Data for processing —
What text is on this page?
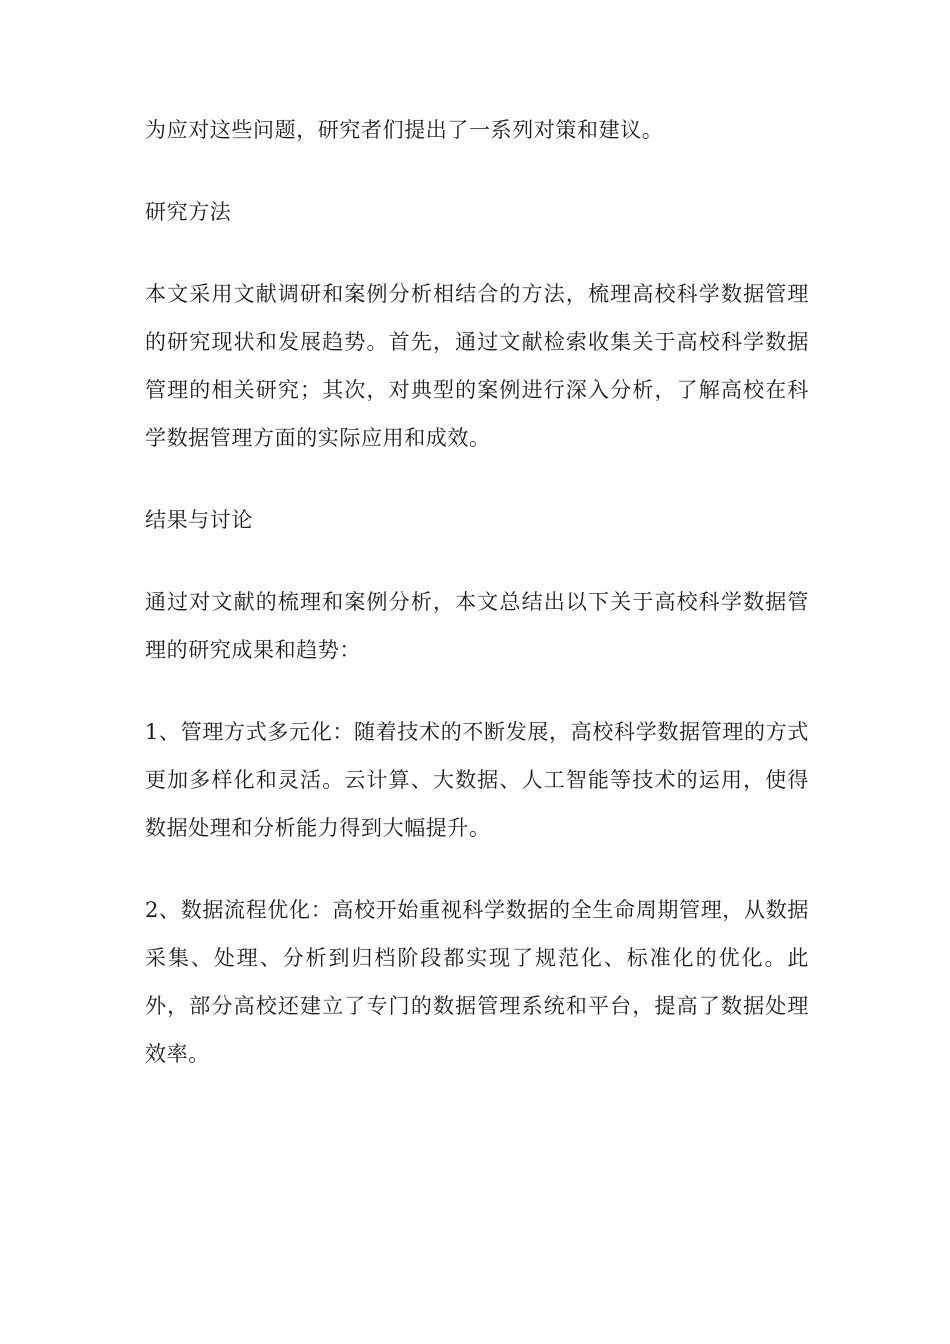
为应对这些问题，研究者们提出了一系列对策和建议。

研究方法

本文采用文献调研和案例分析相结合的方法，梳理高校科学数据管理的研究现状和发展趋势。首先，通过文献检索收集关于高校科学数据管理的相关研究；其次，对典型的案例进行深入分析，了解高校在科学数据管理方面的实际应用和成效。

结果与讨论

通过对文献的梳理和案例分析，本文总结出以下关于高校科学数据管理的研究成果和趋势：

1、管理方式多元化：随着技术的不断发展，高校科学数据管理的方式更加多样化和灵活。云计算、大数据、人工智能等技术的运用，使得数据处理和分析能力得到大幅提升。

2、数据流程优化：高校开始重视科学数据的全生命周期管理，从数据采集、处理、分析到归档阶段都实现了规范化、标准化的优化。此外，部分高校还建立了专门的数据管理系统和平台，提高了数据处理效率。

Problem statement — Without including any picture, repeat the data exactly.

Written solution —
What text is on this page?
为应对这些问题，研究者们提出了一系列对策和建议。

研究方法

本文采用文献调研和案例分析相结合的方法，梳理高校科学数据管理的研究现状和发展趋势。首先，通过文献检索收集关于高校科学数据管理的相关研究；其次，对典型的案例进行深入分析，了解高校在科学数据管理方面的实际应用和成效。

结果与讨论

通过对文献的梳理和案例分析，本文总结出以下关于高校科学数据管理的研究成果和趋势：

1、管理方式多元化：随着技术的不断发展，高校科学数据管理的方式更加多样化和灵活。云计算、大数据、人工智能等技术的运用，使得数据处理和分析能力得到大幅提升。

2、数据流程优化：高校开始重视科学数据的全生命周期管理，从数据采集、处理、分析到归档阶段都实现了规范化、标准化的优化。此外，部分高校还建立了专门的数据管理系统和平台，提高了数据处理效率。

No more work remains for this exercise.